— begin —

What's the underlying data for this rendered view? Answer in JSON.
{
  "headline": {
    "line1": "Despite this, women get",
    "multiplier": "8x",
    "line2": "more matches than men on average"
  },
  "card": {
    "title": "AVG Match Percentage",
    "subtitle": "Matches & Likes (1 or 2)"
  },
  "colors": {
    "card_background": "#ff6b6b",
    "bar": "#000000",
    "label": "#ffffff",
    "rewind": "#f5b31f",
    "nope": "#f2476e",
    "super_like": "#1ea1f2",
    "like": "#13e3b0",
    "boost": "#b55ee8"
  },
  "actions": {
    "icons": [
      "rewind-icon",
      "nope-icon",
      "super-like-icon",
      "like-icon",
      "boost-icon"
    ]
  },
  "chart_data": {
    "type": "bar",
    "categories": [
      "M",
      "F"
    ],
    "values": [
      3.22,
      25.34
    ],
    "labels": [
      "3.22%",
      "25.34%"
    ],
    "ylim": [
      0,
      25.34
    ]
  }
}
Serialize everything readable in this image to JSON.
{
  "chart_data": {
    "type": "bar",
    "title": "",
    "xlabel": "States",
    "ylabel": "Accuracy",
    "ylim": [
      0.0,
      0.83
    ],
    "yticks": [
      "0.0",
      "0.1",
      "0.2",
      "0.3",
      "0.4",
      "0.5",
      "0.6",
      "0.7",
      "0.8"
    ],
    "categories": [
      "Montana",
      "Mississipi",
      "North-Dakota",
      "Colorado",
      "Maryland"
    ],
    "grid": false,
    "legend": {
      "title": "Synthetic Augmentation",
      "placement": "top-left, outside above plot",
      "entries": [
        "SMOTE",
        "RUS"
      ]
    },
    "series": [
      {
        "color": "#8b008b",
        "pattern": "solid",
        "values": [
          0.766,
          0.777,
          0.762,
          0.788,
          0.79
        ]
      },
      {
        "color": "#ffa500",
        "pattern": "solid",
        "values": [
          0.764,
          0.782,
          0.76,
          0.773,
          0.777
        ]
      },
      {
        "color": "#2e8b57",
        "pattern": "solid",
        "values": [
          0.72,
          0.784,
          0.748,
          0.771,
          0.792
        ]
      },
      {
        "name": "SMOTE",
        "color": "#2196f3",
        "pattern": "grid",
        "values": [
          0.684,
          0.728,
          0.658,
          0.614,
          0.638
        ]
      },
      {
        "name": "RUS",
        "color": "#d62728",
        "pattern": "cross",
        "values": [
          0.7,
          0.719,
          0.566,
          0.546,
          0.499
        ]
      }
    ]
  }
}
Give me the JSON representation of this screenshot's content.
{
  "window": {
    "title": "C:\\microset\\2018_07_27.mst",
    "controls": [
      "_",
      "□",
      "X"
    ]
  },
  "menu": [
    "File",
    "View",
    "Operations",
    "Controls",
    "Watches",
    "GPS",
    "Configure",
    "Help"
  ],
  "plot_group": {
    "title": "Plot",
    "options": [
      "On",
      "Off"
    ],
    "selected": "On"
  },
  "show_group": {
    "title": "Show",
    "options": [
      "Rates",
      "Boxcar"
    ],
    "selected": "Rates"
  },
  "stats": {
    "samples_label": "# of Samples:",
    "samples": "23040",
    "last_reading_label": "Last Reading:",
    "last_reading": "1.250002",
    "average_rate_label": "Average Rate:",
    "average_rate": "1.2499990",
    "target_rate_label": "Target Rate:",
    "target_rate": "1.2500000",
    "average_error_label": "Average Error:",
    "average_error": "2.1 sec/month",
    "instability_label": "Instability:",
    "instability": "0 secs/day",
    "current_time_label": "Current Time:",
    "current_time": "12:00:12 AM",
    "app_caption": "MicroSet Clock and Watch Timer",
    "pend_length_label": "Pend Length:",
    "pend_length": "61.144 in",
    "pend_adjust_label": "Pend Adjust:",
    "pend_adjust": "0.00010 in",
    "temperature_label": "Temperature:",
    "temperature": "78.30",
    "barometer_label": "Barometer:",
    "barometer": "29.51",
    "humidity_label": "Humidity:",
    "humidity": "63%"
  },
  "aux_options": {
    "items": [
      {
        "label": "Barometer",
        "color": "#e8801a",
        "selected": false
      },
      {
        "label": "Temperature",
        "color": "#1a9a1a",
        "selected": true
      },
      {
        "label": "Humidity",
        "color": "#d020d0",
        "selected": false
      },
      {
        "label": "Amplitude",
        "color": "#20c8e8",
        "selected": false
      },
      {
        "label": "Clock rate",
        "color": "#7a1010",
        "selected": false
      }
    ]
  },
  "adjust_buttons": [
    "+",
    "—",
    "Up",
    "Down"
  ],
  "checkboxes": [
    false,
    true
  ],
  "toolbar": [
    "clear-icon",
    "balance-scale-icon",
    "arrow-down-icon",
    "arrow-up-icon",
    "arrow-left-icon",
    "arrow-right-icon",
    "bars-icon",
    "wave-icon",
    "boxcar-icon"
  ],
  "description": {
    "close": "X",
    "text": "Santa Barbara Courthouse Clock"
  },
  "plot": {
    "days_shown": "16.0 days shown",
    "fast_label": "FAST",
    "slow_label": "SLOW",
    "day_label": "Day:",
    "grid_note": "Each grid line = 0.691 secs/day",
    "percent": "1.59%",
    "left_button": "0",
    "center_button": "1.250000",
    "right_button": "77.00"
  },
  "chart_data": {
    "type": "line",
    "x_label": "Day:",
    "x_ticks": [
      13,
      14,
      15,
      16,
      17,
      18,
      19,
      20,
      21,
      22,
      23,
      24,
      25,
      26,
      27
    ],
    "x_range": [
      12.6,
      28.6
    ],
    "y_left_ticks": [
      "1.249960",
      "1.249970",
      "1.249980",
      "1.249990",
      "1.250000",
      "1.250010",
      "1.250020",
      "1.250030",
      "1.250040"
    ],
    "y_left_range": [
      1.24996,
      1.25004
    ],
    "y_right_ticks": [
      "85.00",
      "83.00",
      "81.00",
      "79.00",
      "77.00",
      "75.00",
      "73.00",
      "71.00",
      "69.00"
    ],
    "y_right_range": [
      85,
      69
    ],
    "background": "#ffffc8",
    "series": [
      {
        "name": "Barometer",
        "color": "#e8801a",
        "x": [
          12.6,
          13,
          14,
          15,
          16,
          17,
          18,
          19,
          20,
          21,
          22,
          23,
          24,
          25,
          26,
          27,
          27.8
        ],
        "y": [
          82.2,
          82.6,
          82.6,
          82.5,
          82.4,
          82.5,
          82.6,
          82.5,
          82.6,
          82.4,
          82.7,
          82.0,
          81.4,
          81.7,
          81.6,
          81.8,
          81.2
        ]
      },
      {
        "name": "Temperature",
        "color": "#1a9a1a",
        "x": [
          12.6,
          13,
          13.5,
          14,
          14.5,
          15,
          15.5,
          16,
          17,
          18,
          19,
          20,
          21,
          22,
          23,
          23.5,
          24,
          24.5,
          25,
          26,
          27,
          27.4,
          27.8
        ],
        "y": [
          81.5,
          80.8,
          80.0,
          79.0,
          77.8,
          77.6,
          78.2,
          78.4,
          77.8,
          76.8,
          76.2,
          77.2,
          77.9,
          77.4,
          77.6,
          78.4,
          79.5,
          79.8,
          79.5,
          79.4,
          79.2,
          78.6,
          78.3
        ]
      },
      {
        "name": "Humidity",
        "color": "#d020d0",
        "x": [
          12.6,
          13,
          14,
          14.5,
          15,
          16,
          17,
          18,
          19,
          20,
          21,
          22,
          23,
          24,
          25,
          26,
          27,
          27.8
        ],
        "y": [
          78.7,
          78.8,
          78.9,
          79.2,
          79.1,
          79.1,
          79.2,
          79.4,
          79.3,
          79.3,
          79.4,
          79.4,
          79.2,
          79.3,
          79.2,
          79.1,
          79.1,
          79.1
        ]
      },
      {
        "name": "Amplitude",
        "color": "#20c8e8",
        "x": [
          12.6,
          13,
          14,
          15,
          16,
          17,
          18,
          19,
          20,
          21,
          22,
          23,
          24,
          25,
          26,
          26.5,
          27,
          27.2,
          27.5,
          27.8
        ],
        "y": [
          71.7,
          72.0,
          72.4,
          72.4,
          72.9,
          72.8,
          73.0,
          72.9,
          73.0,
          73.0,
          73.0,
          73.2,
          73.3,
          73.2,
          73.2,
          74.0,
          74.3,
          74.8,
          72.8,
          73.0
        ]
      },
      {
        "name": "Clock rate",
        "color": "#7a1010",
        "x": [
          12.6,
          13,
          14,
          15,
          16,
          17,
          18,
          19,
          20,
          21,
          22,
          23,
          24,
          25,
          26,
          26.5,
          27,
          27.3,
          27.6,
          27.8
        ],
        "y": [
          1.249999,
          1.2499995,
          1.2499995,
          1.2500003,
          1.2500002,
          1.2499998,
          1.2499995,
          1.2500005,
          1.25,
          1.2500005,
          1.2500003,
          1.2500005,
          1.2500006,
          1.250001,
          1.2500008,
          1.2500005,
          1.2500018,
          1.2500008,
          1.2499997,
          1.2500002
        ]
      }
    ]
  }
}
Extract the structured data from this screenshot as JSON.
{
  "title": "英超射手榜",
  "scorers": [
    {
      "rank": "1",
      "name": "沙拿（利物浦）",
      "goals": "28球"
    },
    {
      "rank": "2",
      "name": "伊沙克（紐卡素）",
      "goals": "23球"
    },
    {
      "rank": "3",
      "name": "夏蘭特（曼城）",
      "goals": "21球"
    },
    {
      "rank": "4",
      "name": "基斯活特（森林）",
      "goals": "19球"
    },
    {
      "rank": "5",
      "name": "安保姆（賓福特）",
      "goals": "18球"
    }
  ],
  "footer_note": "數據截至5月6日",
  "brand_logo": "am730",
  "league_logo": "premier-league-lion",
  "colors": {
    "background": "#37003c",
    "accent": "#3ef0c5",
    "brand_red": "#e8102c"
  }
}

— end —

◆ **Set exercise**
Copy out exactly the lines from the line with "Extract the structured" to the end of the listing, including both of those lines, and give nothing else.

◆ **Correct result**
Extract the structured data from this screenshot as JSON.
{
  "title": "英超射手榜",
  "scorers": [
    {
      "rank": "1",
      "name": "沙拿（利物浦）",
      "goals": "28球"
    },
    {
      "rank": "2",
      "name": "伊沙克（紐卡素）",
      "goals": "23球"
    },
    {
      "rank": "3",
      "name": "夏蘭特（曼城）",
      "goals": "21球"
    },
    {
      "rank": "4",
      "name": "基斯活特（森林）",
      "goals": "19球"
    },
    {
      "rank": "5",
      "name": "安保姆（賓福特）",
      "goals": "18球"
    }
  ],
  "footer_note": "數據截至5月6日",
  "brand_logo": "am730",
  "league_logo": "premier-league-lion",
  "colors": {
    "background": "#37003c",
    "accent": "#3ef0c5",
    "brand_red": "#e8102c"
  }
}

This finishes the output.